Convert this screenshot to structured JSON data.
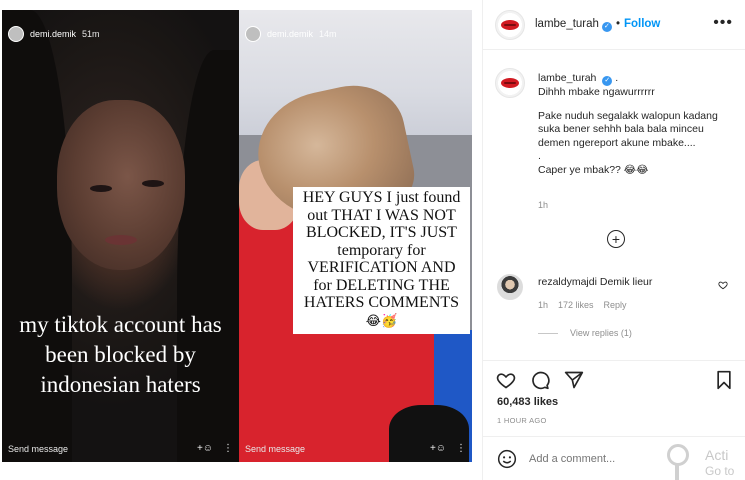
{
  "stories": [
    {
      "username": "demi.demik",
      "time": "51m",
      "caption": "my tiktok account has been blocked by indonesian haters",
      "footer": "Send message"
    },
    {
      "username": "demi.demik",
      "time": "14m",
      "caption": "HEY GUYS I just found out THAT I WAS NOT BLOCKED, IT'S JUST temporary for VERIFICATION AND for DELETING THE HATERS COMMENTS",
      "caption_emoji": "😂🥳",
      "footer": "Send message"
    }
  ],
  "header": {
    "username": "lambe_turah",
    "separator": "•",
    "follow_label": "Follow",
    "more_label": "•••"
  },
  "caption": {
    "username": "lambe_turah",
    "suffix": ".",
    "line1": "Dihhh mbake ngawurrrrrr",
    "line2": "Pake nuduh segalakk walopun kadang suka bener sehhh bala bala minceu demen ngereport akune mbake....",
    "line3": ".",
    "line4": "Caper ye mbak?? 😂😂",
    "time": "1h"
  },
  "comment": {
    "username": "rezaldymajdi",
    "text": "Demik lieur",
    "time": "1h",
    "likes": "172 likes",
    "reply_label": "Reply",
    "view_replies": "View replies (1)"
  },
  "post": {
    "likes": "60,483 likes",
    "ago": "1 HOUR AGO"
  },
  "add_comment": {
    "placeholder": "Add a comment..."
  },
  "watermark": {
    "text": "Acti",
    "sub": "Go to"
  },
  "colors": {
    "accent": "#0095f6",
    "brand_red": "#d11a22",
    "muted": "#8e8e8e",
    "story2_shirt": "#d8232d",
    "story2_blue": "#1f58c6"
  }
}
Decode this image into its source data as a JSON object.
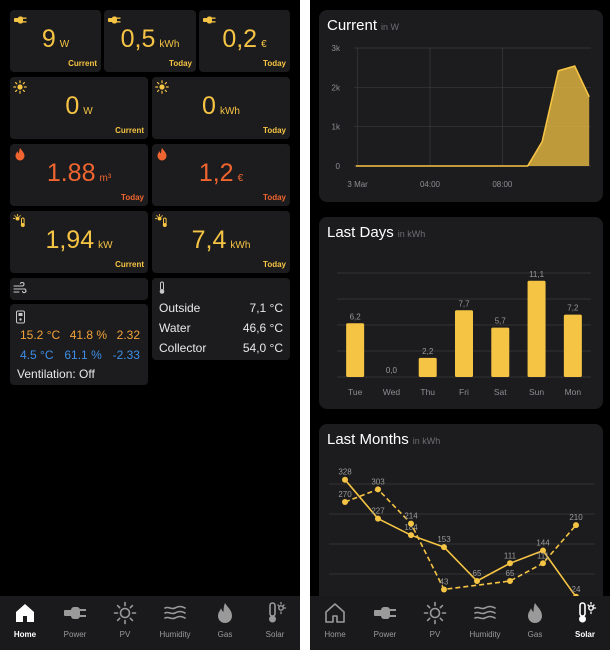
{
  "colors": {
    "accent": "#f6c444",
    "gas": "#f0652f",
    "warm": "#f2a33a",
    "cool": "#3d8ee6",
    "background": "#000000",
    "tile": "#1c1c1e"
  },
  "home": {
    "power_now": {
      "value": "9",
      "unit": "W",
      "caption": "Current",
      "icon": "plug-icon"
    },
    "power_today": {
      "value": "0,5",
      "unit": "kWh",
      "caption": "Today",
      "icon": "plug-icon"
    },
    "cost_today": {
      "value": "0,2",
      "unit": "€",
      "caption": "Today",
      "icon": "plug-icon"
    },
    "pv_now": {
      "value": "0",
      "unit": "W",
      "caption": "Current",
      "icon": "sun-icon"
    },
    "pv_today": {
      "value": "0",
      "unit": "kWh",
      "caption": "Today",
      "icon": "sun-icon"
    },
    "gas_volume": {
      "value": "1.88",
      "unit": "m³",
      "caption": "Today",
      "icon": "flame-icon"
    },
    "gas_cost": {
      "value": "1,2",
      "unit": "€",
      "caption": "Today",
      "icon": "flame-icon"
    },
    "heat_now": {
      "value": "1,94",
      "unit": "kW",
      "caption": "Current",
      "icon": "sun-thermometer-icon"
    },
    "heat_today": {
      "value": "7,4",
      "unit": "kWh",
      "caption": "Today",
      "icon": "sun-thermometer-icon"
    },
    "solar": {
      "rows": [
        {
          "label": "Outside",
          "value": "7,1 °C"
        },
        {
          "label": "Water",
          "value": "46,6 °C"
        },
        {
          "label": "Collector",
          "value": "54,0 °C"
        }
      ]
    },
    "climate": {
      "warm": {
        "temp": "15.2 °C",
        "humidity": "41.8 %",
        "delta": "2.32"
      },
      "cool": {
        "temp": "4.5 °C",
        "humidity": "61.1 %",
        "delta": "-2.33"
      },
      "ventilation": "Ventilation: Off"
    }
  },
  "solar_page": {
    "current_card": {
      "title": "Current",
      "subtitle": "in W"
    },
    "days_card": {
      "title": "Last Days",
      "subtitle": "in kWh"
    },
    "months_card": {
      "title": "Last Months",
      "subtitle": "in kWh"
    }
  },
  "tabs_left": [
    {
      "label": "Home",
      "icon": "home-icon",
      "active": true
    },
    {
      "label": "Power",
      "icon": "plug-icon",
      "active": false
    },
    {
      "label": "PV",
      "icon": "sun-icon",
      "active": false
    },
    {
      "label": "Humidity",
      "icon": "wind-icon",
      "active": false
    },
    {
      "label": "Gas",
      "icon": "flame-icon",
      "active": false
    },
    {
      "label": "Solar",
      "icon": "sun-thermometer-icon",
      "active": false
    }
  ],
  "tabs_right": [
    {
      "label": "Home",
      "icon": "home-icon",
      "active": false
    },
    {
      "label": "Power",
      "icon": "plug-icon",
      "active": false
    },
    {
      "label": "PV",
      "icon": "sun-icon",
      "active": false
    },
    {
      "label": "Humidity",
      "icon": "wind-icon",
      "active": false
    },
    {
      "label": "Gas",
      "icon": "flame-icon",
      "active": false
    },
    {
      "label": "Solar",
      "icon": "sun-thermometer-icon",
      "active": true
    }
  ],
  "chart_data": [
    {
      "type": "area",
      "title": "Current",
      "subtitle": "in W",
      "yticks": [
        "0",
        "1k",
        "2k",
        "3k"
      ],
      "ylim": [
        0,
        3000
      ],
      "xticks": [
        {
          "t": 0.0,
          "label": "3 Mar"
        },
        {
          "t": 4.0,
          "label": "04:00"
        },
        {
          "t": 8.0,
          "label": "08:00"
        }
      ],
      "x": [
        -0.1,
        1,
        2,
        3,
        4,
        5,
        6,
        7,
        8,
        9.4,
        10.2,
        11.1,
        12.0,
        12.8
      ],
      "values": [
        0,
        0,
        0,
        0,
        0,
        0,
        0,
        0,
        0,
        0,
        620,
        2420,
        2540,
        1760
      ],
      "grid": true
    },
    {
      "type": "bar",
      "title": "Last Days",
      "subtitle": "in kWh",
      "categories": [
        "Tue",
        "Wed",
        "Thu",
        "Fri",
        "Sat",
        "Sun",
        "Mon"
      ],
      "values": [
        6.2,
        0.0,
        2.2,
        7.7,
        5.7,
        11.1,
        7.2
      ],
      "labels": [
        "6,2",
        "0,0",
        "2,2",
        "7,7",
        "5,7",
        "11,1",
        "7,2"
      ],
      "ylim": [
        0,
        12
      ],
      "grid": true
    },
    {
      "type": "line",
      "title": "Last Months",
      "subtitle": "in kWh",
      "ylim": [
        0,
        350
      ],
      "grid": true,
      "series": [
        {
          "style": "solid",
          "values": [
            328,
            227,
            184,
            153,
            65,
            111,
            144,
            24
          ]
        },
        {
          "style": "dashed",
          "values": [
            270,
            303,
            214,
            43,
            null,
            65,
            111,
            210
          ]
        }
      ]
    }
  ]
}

════════

_Given instruction_
Transcribe the records above exactly, omitting every picture they contain.

_Solution to the problem_
Convert this screenshot to structured JSON data.
{
  "stories": [
    {
      "username": "demi.demik",
      "time": "51m",
      "caption": "my tiktok account has been blocked by indonesian haters",
      "footer": "Send message"
    },
    {
      "username": "demi.demik",
      "time": "14m",
      "caption": "HEY GUYS I just found out THAT I WAS NOT BLOCKED, IT'S JUST temporary for VERIFICATION AND for DELETING THE HATERS COMMENTS",
      "caption_emoji": "😂🥳",
      "footer": "Send message"
    }
  ],
  "header": {
    "username": "lambe_turah",
    "separator": "•",
    "follow_label": "Follow",
    "more_label": "•••"
  },
  "caption": {
    "username": "lambe_turah",
    "suffix": ".",
    "line1": "Dihhh mbake ngawurrrrrr",
    "line2": "Pake nuduh segalakk walopun kadang suka bener sehhh bala bala minceu demen ngereport akune mbake....",
    "line3": ".",
    "line4": "Caper ye mbak?? 😂😂",
    "time": "1h"
  },
  "comment": {
    "username": "rezaldymajdi",
    "text": "Demik lieur",
    "time": "1h",
    "likes": "172 likes",
    "reply_label": "Reply",
    "view_replies": "View replies (1)"
  },
  "post": {
    "likes": "60,483 likes",
    "ago": "1 HOUR AGO"
  },
  "add_comment": {
    "placeholder": "Add a comment..."
  },
  "watermark": {
    "text": "Acti",
    "sub": "Go to"
  },
  "colors": {
    "accent": "#0095f6",
    "brand_red": "#d11a22",
    "muted": "#8e8e8e",
    "story2_shirt": "#d8232d",
    "story2_blue": "#1f58c6"
  }
}
Decode this image into its source data as a JSON object.
{
  "colors": {
    "accent": "#f6c444",
    "gas": "#f0652f",
    "warm": "#f2a33a",
    "cool": "#3d8ee6",
    "background": "#000000",
    "tile": "#1c1c1e"
  },
  "home": {
    "power_now": {
      "value": "9",
      "unit": "W",
      "caption": "Current",
      "icon": "plug-icon"
    },
    "power_today": {
      "value": "0,5",
      "unit": "kWh",
      "caption": "Today",
      "icon": "plug-icon"
    },
    "cost_today": {
      "value": "0,2",
      "unit": "€",
      "caption": "Today",
      "icon": "plug-icon"
    },
    "pv_now": {
      "value": "0",
      "unit": "W",
      "caption": "Current",
      "icon": "sun-icon"
    },
    "pv_today": {
      "value": "0",
      "unit": "kWh",
      "caption": "Today",
      "icon": "sun-icon"
    },
    "gas_volume": {
      "value": "1.88",
      "unit": "m³",
      "caption": "Today",
      "icon": "flame-icon"
    },
    "gas_cost": {
      "value": "1,2",
      "unit": "€",
      "caption": "Today",
      "icon": "flame-icon"
    },
    "heat_now": {
      "value": "1,94",
      "unit": "kW",
      "caption": "Current",
      "icon": "sun-thermometer-icon"
    },
    "heat_today": {
      "value": "7,4",
      "unit": "kWh",
      "caption": "Today",
      "icon": "sun-thermometer-icon"
    },
    "solar": {
      "rows": [
        {
          "label": "Outside",
          "value": "7,1 °C"
        },
        {
          "label": "Water",
          "value": "46,6 °C"
        },
        {
          "label": "Collector",
          "value": "54,0 °C"
        }
      ]
    },
    "climate": {
      "warm": {
        "temp": "15.2 °C",
        "humidity": "41.8 %",
        "delta": "2.32"
      },
      "cool": {
        "temp": "4.5 °C",
        "humidity": "61.1 %",
        "delta": "-2.33"
      },
      "ventilation": "Ventilation: Off"
    }
  },
  "solar_page": {
    "current_card": {
      "title": "Current",
      "subtitle": "in W"
    },
    "days_card": {
      "title": "Last Days",
      "subtitle": "in kWh"
    },
    "months_card": {
      "title": "Last Months",
      "subtitle": "in kWh"
    }
  },
  "tabs_left": [
    {
      "label": "Home",
      "icon": "home-icon",
      "active": true
    },
    {
      "label": "Power",
      "icon": "plug-icon",
      "active": false
    },
    {
      "label": "PV",
      "icon": "sun-icon",
      "active": false
    },
    {
      "label": "Humidity",
      "icon": "wind-icon",
      "active": false
    },
    {
      "label": "Gas",
      "icon": "flame-icon",
      "active": false
    },
    {
      "label": "Solar",
      "icon": "sun-thermometer-icon",
      "active": false
    }
  ],
  "tabs_right": [
    {
      "label": "Home",
      "icon": "home-icon",
      "active": false
    },
    {
      "label": "Power",
      "icon": "plug-icon",
      "active": false
    },
    {
      "label": "PV",
      "icon": "sun-icon",
      "active": false
    },
    {
      "label": "Humidity",
      "icon": "wind-icon",
      "active": false
    },
    {
      "label": "Gas",
      "icon": "flame-icon",
      "active": false
    },
    {
      "label": "Solar",
      "icon": "sun-thermometer-icon",
      "active": true
    }
  ],
  "chart_data": [
    {
      "type": "area",
      "title": "Current",
      "subtitle": "in W",
      "yticks": [
        "0",
        "1k",
        "2k",
        "3k"
      ],
      "ylim": [
        0,
        3000
      ],
      "xticks": [
        {
          "t": 0.0,
          "label": "3 Mar"
        },
        {
          "t": 4.0,
          "label": "04:00"
        },
        {
          "t": 8.0,
          "label": "08:00"
        }
      ],
      "x": [
        -0.1,
        1,
        2,
        3,
        4,
        5,
        6,
        7,
        8,
        9.4,
        10.2,
        11.1,
        12.0,
        12.8
      ],
      "values": [
        0,
        0,
        0,
        0,
        0,
        0,
        0,
        0,
        0,
        0,
        620,
        2420,
        2540,
        1760
      ],
      "grid": true
    },
    {
      "type": "bar",
      "title": "Last Days",
      "subtitle": "in kWh",
      "categories": [
        "Tue",
        "Wed",
        "Thu",
        "Fri",
        "Sat",
        "Sun",
        "Mon"
      ],
      "values": [
        6.2,
        0.0,
        2.2,
        7.7,
        5.7,
        11.1,
        7.2
      ],
      "labels": [
        "6,2",
        "0,0",
        "2,2",
        "7,7",
        "5,7",
        "11,1",
        "7,2"
      ],
      "ylim": [
        0,
        12
      ],
      "grid": true
    },
    {
      "type": "line",
      "title": "Last Months",
      "subtitle": "in kWh",
      "ylim": [
        0,
        350
      ],
      "grid": true,
      "series": [
        {
          "style": "solid",
          "values": [
            328,
            227,
            184,
            153,
            65,
            111,
            144,
            24
          ]
        },
        {
          "style": "dashed",
          "values": [
            270,
            303,
            214,
            43,
            null,
            65,
            111,
            210
          ]
        }
      ]
    }
  ]
}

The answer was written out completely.